#### Challenge:
Extract the full listing below without altering a single character.

#### Extracted records:
============================================================
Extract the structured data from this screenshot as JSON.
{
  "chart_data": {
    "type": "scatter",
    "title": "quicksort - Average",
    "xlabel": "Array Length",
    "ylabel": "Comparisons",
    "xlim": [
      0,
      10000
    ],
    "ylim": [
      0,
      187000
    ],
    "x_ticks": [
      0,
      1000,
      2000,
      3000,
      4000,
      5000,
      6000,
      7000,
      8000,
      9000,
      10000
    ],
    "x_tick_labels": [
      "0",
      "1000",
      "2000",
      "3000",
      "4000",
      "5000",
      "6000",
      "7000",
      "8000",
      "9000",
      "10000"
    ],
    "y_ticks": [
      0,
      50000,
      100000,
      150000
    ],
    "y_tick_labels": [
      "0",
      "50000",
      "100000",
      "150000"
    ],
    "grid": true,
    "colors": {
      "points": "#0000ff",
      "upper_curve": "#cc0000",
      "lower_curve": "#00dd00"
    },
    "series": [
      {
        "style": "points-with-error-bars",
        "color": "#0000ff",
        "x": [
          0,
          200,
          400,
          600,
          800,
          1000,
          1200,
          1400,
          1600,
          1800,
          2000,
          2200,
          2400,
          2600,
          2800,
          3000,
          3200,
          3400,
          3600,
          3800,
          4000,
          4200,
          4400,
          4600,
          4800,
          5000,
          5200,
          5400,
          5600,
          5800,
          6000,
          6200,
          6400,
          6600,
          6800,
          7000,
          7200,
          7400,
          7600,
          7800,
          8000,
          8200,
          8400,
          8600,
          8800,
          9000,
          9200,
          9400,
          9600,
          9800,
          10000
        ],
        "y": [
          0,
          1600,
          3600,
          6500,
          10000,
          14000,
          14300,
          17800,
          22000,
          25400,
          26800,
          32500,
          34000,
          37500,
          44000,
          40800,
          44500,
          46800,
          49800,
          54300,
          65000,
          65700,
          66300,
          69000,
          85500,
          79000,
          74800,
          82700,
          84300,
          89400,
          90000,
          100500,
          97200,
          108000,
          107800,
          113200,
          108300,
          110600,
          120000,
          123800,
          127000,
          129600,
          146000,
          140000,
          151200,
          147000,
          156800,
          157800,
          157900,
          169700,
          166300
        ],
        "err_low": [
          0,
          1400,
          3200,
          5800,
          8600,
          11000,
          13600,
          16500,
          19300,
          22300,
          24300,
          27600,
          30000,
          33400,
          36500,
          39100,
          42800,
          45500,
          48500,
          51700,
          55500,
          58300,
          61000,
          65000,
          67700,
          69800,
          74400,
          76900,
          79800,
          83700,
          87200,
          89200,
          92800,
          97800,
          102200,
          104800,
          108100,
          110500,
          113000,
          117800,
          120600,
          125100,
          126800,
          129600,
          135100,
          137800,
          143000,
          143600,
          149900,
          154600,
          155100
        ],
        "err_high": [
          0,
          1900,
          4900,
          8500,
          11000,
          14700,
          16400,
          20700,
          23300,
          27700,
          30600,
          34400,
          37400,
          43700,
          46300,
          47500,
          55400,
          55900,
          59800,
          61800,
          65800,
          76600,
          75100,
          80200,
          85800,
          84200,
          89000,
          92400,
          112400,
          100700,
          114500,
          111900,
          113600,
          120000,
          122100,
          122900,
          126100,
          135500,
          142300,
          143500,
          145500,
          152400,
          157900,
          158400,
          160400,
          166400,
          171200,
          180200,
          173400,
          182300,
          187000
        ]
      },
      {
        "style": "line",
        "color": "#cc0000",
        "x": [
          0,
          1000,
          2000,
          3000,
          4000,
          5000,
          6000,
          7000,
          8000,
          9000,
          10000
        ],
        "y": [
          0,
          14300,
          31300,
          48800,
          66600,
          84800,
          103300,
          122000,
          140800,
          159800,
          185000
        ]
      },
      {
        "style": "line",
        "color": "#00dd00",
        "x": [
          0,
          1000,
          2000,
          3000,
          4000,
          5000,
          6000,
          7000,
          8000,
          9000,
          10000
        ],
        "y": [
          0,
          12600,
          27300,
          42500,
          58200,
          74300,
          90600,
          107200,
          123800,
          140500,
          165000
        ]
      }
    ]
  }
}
============================================================
#### Solved problem:
Extract the structured data from this screenshot as JSON.
{
  "chart_data": {
    "type": "scatter",
    "title": "quicksort - Average",
    "xlabel": "Array Length",
    "ylabel": "Comparisons",
    "xlim": [
      0,
      10000
    ],
    "ylim": [
      0,
      187000
    ],
    "x_ticks": [
      0,
      1000,
      2000,
      3000,
      4000,
      5000,
      6000,
      7000,
      8000,
      9000,
      10000
    ],
    "x_tick_labels": [
      "0",
      "1000",
      "2000",
      "3000",
      "4000",
      "5000",
      "6000",
      "7000",
      "8000",
      "9000",
      "10000"
    ],
    "y_ticks": [
      0,
      50000,
      100000,
      150000
    ],
    "y_tick_labels": [
      "0",
      "50000",
      "100000",
      "150000"
    ],
    "grid": true,
    "colors": {
      "points": "#0000ff",
      "upper_curve": "#cc0000",
      "lower_curve": "#00dd00"
    },
    "series": [
      {
        "style": "points-with-error-bars",
        "color": "#0000ff",
        "x": [
          0,
          200,
          400,
          600,
          800,
          1000,
          1200,
          1400,
          1600,
          1800,
          2000,
          2200,
          2400,
          2600,
          2800,
          3000,
          3200,
          3400,
          3600,
          3800,
          4000,
          4200,
          4400,
          4600,
          4800,
          5000,
          5200,
          5400,
          5600,
          5800,
          6000,
          6200,
          6400,
          6600,
          6800,
          7000,
          7200,
          7400,
          7600,
          7800,
          8000,
          8200,
          8400,
          8600,
          8800,
          9000,
          9200,
          9400,
          9600,
          9800,
          10000
        ],
        "y": [
          0,
          1600,
          3600,
          6500,
          10000,
          14000,
          14300,
          17800,
          22000,
          25400,
          26800,
          32500,
          34000,
          37500,
          44000,
          40800,
          44500,
          46800,
          49800,
          54300,
          65000,
          65700,
          66300,
          69000,
          85500,
          79000,
          74800,
          82700,
          84300,
          89400,
          90000,
          100500,
          97200,
          108000,
          107800,
          113200,
          108300,
          110600,
          120000,
          123800,
          127000,
          129600,
          146000,
          140000,
          151200,
          147000,
          156800,
          157800,
          157900,
          169700,
          166300
        ],
        "err_low": [
          0,
          1400,
          3200,
          5800,
          8600,
          11000,
          13600,
          16500,
          19300,
          22300,
          24300,
          27600,
          30000,
          33400,
          36500,
          39100,
          42800,
          45500,
          48500,
          51700,
          55500,
          58300,
          61000,
          65000,
          67700,
          69800,
          74400,
          76900,
          79800,
          83700,
          87200,
          89200,
          92800,
          97800,
          102200,
          104800,
          108100,
          110500,
          113000,
          117800,
          120600,
          125100,
          126800,
          129600,
          135100,
          137800,
          143000,
          143600,
          149900,
          154600,
          155100
        ],
        "err_high": [
          0,
          1900,
          4900,
          8500,
          11000,
          14700,
          16400,
          20700,
          23300,
          27700,
          30600,
          34400,
          37400,
          43700,
          46300,
          47500,
          55400,
          55900,
          59800,
          61800,
          65800,
          76600,
          75100,
          80200,
          85800,
          84200,
          89000,
          92400,
          112400,
          100700,
          114500,
          111900,
          113600,
          120000,
          122100,
          122900,
          126100,
          135500,
          142300,
          143500,
          145500,
          152400,
          157900,
          158400,
          160400,
          166400,
          171200,
          180200,
          173400,
          182300,
          187000
        ]
      },
      {
        "style": "line",
        "color": "#cc0000",
        "x": [
          0,
          1000,
          2000,
          3000,
          4000,
          5000,
          6000,
          7000,
          8000,
          9000,
          10000
        ],
        "y": [
          0,
          14300,
          31300,
          48800,
          66600,
          84800,
          103300,
          122000,
          140800,
          159800,
          185000
        ]
      },
      {
        "style": "line",
        "color": "#00dd00",
        "x": [
          0,
          1000,
          2000,
          3000,
          4000,
          5000,
          6000,
          7000,
          8000,
          9000,
          10000
        ],
        "y": [
          0,
          12600,
          27300,
          42500,
          58200,
          74300,
          90600,
          107200,
          123800,
          140500,
          165000
        ]
      }
    ]
  }
}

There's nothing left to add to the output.